| PROBLEM DESCRIPTION |
Identify the lines that contain the string "验证漫游账号" and copy all of them.

# RECORDS FOR THIS TASK start

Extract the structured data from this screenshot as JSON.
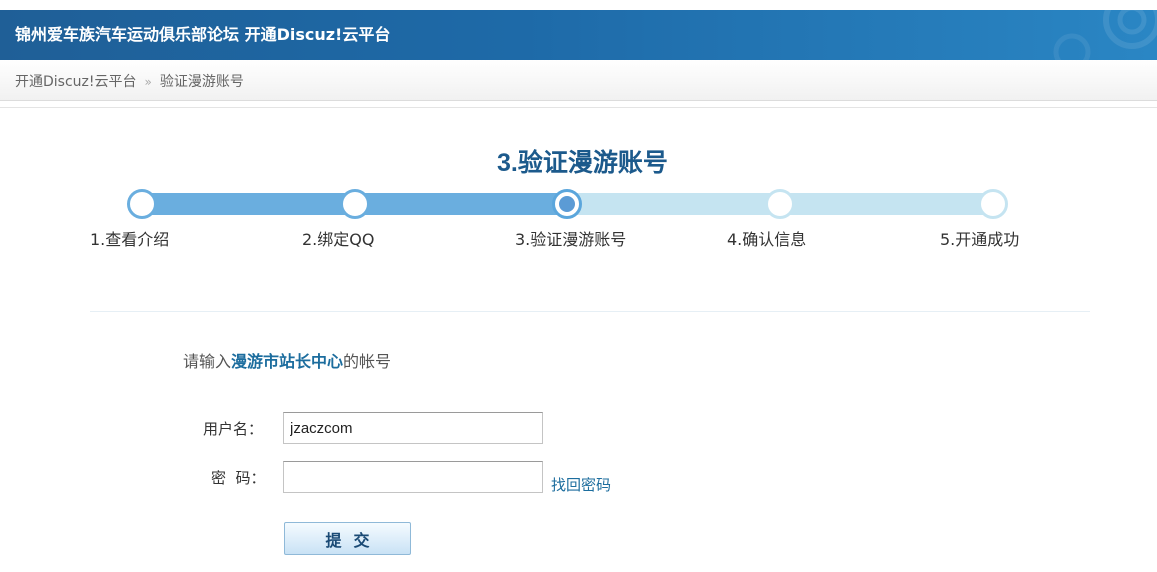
{
  "header": {
    "title": "锦州爱车族汽车运动俱乐部论坛 开通Discuz!云平台"
  },
  "breadcrumb": {
    "items": [
      "开通Discuz!云平台",
      "验证漫游账号"
    ],
    "separator": "»"
  },
  "steps": {
    "title": "3.验证漫游账号",
    "current_index": 3,
    "items": [
      {
        "label": "1.查看介绍"
      },
      {
        "label": "2.绑定QQ"
      },
      {
        "label": "3.验证漫游账号"
      },
      {
        "label": "4.确认信息"
      },
      {
        "label": "5.开通成功"
      }
    ]
  },
  "form": {
    "prompt_prefix": "请输入",
    "prompt_highlight": "漫游市站长中心",
    "prompt_suffix": "的帐号",
    "username_label": "用户名：",
    "username_value": "jzaczcom",
    "password_label": "密  码：",
    "password_value": "",
    "forgot_link": "找回密码",
    "submit_label": "提交"
  },
  "colors": {
    "header_bg": "#1e6aa8",
    "progress_done": "#6aaedf",
    "progress_todo": "#c5e4f1",
    "title_color": "#1c5a8c",
    "link_color": "#1c6d9e"
  }
}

# RECORDS FOR THIS TASK end

| EXERCISE RESULT |
      "验证漫游账号"
    "title": "3.验证漫游账号",
        "label": "3.验证漫游账号"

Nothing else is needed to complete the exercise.